§ Written request: Skip the pictures. Repeat everything else in the records word for word.

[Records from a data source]
§ §

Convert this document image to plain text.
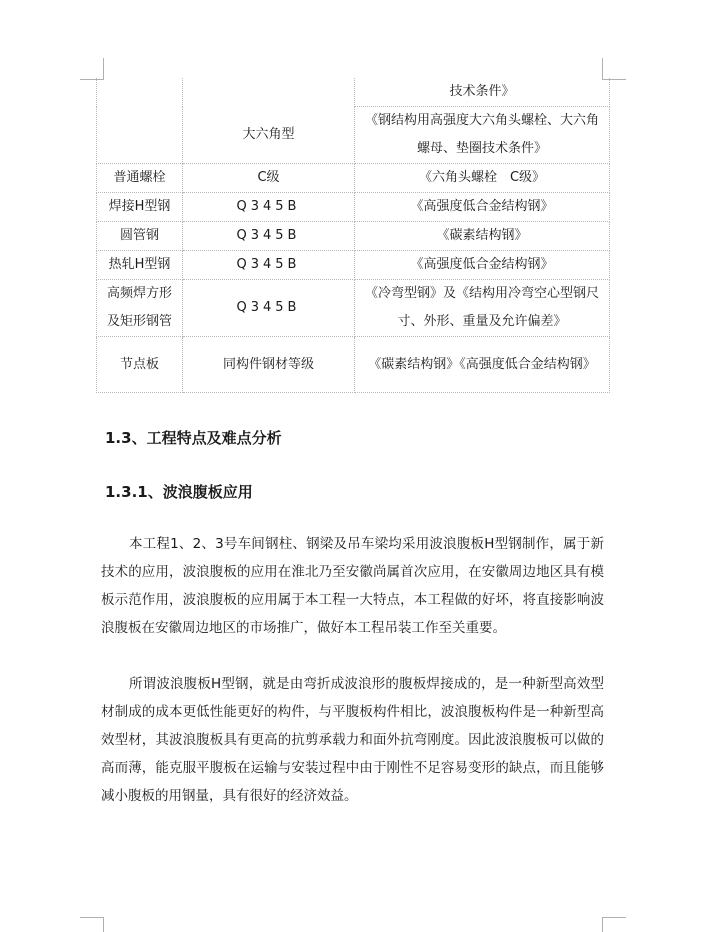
		技术条件》
	大六角型	《钢结构用高强度大六角头螺栓、大六角螺母、垫圈技术条件》
普通螺栓	C级	《六角头螺栓　C级》
焊接H型钢	Q345B	《高强度低合金结构钢》
圆管钢	Q345B	《碳素结构钢》
热轧H型钢	Q345B	《高强度低合金结构钢》
高频焊方形及矩形钢管	Q345B	《冷弯型钢》及《结构用冷弯空心型钢尺寸、外形、重量及允许偏差》
节点板	同构件钢材等级	《碳素结构钢》《高强度低合金结构钢》
1.3、工程特点及难点分析
1.3.1、波浪腹板应用

本工程1、2、3号车间钢柱、钢梁及吊车梁均采用波浪腹板H型钢制作，属于新技术的应用，波浪腹板的应用在淮北乃至安徽尚属首次应用，在安徽周边地区具有模板示范作用，波浪腹板的应用属于本工程一大特点，本工程做的好坏，将直接影响波浪腹板在安徽周边地区的市场推广，做好本工程吊装工作至关重要。

所谓波浪腹板H型钢，就是由弯折成波浪形的腹板焊接成的，是一种新型高效型材制成的成本更低性能更好的构件，与平腹板构件相比，波浪腹板构件是一种新型高效型材，其波浪腹板具有更高的抗剪承载力和面外抗弯刚度。因此波浪腹板可以做的高而薄，能克服平腹板在运输与安装过程中由于刚性不足容易变形的缺点，而且能够减小腹板的用钢量，具有很好的经济效益。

§ §

§ Response:
Convert this document image to plain text.
		技术条件》
	大六角型	《钢结构用高强度大六角头螺栓、大六角螺母、垫圈技术条件》
普通螺栓	C级	《六角头螺栓　C级》
焊接H型钢	Q345B	《高强度低合金结构钢》
圆管钢	Q345B	《碳素结构钢》
热轧H型钢	Q345B	《高强度低合金结构钢》
高频焊方形及矩形钢管	Q345B	《冷弯型钢》及《结构用冷弯空心型钢尺寸、外形、重量及允许偏差》
节点板	同构件钢材等级	《碳素结构钢》《高强度低合金结构钢》
1.3、工程特点及难点分析
1.3.1、波浪腹板应用

本工程1、2、3号车间钢柱、钢梁及吊车梁均采用波浪腹板H型钢制作，属于新技术的应用，波浪腹板的应用在淮北乃至安徽尚属首次应用，在安徽周边地区具有模板示范作用，波浪腹板的应用属于本工程一大特点，本工程做的好坏，将直接影响波浪腹板在安徽周边地区的市场推广，做好本工程吊装工作至关重要。

所谓波浪腹板H型钢，就是由弯折成波浪形的腹板焊接成的，是一种新型高效型材制成的成本更低性能更好的构件，与平腹板构件相比，波浪腹板构件是一种新型高效型材，其波浪腹板具有更高的抗剪承载力和面外抗弯刚度。因此波浪腹板可以做的高而薄，能克服平腹板在运输与安装过程中由于刚性不足容易变形的缺点，而且能够减小腹板的用钢量，具有很好的经济效益。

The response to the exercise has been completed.